WHAT YOU WILL DO:
Output all records precisely as written.

(Data entries)
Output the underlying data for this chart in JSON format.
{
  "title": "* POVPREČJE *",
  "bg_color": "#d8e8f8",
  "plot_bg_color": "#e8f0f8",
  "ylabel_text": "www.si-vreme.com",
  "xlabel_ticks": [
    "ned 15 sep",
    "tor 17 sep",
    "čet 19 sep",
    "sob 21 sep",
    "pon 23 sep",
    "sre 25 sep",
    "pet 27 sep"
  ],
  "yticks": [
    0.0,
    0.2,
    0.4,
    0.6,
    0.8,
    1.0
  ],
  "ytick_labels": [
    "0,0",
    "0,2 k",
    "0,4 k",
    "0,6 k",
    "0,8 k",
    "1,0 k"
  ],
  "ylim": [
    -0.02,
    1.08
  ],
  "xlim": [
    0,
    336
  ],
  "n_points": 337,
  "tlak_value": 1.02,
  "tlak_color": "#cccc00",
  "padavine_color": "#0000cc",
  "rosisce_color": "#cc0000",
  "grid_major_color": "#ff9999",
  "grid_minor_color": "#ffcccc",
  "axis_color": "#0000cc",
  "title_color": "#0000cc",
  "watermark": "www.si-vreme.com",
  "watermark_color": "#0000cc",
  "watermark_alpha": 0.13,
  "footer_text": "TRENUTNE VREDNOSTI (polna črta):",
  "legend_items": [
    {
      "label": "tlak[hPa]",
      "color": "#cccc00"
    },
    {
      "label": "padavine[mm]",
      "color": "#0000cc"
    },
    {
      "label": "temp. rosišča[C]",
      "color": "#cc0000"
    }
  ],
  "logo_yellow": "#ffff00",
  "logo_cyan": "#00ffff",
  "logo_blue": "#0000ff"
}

ANSWER IN FULL:
Output the underlying data for this chart in JSON format.
{
  "title": "* POVPREČJE *",
  "bg_color": "#d8e8f8",
  "plot_bg_color": "#e8f0f8",
  "ylabel_text": "www.si-vreme.com",
  "xlabel_ticks": [
    "ned 15 sep",
    "tor 17 sep",
    "čet 19 sep",
    "sob 21 sep",
    "pon 23 sep",
    "sre 25 sep",
    "pet 27 sep"
  ],
  "yticks": [
    0.0,
    0.2,
    0.4,
    0.6,
    0.8,
    1.0
  ],
  "ytick_labels": [
    "0,0",
    "0,2 k",
    "0,4 k",
    "0,6 k",
    "0,8 k",
    "1,0 k"
  ],
  "ylim": [
    -0.02,
    1.08
  ],
  "xlim": [
    0,
    336
  ],
  "n_points": 337,
  "tlak_value": 1.02,
  "tlak_color": "#cccc00",
  "padavine_color": "#0000cc",
  "rosisce_color": "#cc0000",
  "grid_major_color": "#ff9999",
  "grid_minor_color": "#ffcccc",
  "axis_color": "#0000cc",
  "title_color": "#0000cc",
  "watermark": "www.si-vreme.com",
  "watermark_color": "#0000cc",
  "watermark_alpha": 0.13,
  "footer_text": "TRENUTNE VREDNOSTI (polna črta):",
  "legend_items": [
    {
      "label": "tlak[hPa]",
      "color": "#cccc00"
    },
    {
      "label": "padavine[mm]",
      "color": "#0000cc"
    },
    {
      "label": "temp. rosišča[C]",
      "color": "#cc0000"
    }
  ],
  "logo_yellow": "#ffff00",
  "logo_cyan": "#00ffff",
  "logo_blue": "#0000ff"
}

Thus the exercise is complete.